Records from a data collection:
** start **

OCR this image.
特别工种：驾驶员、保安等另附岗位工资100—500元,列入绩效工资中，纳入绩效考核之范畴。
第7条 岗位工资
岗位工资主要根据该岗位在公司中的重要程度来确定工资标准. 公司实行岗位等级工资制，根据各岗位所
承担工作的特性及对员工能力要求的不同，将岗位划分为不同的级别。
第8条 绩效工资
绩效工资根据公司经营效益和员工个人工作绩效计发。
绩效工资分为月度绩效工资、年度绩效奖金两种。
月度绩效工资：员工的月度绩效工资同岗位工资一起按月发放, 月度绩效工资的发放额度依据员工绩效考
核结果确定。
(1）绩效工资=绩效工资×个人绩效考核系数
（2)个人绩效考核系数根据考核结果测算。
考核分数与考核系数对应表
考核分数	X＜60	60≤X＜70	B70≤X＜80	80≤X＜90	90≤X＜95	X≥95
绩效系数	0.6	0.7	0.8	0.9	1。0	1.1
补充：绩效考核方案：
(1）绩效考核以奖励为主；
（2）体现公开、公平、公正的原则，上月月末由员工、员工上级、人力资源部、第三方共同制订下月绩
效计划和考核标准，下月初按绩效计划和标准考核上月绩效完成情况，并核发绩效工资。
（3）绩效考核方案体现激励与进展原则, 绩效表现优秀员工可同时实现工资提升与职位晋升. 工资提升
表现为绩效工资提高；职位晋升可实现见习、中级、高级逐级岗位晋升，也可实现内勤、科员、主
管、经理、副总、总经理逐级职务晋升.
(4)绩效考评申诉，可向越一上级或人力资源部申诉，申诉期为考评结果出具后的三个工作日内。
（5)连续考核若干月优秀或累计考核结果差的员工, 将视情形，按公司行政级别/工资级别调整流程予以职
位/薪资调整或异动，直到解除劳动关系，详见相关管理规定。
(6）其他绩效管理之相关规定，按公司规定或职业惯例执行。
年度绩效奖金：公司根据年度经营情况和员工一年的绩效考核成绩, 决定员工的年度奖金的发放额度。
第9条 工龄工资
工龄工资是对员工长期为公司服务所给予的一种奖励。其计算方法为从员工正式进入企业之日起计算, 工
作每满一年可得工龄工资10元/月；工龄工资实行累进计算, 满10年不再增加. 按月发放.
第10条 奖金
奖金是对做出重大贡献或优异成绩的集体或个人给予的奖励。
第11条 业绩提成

** end **

◆ **SET EXERCISE**: Write out the full set of records exactly as given.

◆ **RESPONSE TO THIS EXERCISE**:
OCR this image.
特别工种：驾驶员、保安等另附岗位工资100—500元,列入绩效工资中，纳入绩效考核之范畴。
第7条 岗位工资
岗位工资主要根据该岗位在公司中的重要程度来确定工资标准. 公司实行岗位等级工资制，根据各岗位所
承担工作的特性及对员工能力要求的不同，将岗位划分为不同的级别。
第8条 绩效工资
绩效工资根据公司经营效益和员工个人工作绩效计发。
绩效工资分为月度绩效工资、年度绩效奖金两种。
月度绩效工资：员工的月度绩效工资同岗位工资一起按月发放, 月度绩效工资的发放额度依据员工绩效考
核结果确定。
(1）绩效工资=绩效工资×个人绩效考核系数
（2)个人绩效考核系数根据考核结果测算。
考核分数与考核系数对应表
考核分数	X＜60	60≤X＜70	B70≤X＜80	80≤X＜90	90≤X＜95	X≥95
绩效系数	0.6	0.7	0.8	0.9	1。0	1.1
补充：绩效考核方案：
(1）绩效考核以奖励为主；
（2）体现公开、公平、公正的原则，上月月末由员工、员工上级、人力资源部、第三方共同制订下月绩
效计划和考核标准，下月初按绩效计划和标准考核上月绩效完成情况，并核发绩效工资。
（3）绩效考核方案体现激励与进展原则, 绩效表现优秀员工可同时实现工资提升与职位晋升. 工资提升
表现为绩效工资提高；职位晋升可实现见习、中级、高级逐级岗位晋升，也可实现内勤、科员、主
管、经理、副总、总经理逐级职务晋升.
(4)绩效考评申诉，可向越一上级或人力资源部申诉，申诉期为考评结果出具后的三个工作日内。
（5)连续考核若干月优秀或累计考核结果差的员工, 将视情形，按公司行政级别/工资级别调整流程予以职
位/薪资调整或异动，直到解除劳动关系，详见相关管理规定。
(6）其他绩效管理之相关规定，按公司规定或职业惯例执行。
年度绩效奖金：公司根据年度经营情况和员工一年的绩效考核成绩, 决定员工的年度奖金的发放额度。
第9条 工龄工资
工龄工资是对员工长期为公司服务所给予的一种奖励。其计算方法为从员工正式进入企业之日起计算, 工
作每满一年可得工龄工资10元/月；工龄工资实行累进计算, 满10年不再增加. 按月发放.
第10条 奖金
奖金是对做出重大贡献或优异成绩的集体或个人给予的奖励。
第11条 业绩提成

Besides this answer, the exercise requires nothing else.